**EXERCISE OBJECTIVE:** Filter the data for lines with the word "GEFS", then copy every line so identified.

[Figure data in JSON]

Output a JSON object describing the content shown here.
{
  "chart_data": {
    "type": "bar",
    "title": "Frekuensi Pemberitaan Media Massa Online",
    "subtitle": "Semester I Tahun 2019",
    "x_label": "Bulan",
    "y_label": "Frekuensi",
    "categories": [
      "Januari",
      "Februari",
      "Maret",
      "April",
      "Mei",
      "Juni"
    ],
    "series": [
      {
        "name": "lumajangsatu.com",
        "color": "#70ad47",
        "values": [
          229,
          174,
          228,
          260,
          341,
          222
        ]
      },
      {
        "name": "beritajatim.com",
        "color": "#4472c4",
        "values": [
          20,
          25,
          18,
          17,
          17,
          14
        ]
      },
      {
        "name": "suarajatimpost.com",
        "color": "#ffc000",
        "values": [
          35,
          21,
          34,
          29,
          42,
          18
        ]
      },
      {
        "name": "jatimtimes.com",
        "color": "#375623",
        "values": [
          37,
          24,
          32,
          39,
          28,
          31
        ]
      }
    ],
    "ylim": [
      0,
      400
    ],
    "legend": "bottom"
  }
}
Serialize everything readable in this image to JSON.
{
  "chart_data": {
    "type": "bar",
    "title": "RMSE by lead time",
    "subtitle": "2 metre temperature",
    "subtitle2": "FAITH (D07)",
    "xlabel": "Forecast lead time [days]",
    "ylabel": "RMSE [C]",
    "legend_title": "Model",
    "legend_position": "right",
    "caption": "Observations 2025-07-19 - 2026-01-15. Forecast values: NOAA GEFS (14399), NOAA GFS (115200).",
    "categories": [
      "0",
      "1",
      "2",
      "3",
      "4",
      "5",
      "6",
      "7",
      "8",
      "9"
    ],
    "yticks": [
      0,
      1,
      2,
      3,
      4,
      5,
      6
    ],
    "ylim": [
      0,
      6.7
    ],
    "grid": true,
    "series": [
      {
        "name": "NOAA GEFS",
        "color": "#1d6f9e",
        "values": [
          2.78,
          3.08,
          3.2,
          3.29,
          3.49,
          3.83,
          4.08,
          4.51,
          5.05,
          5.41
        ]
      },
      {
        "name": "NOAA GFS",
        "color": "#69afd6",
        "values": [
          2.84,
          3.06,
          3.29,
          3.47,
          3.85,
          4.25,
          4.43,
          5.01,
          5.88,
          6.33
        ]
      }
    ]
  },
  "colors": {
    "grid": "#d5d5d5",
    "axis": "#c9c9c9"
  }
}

**WORKED SOLUTION:**
    "caption": "Observations 2025-07-19 - 2026-01-15. Forecast values: NOAA GEFS (14399), NOAA GFS (115200).",
        "name": "NOAA GEFS",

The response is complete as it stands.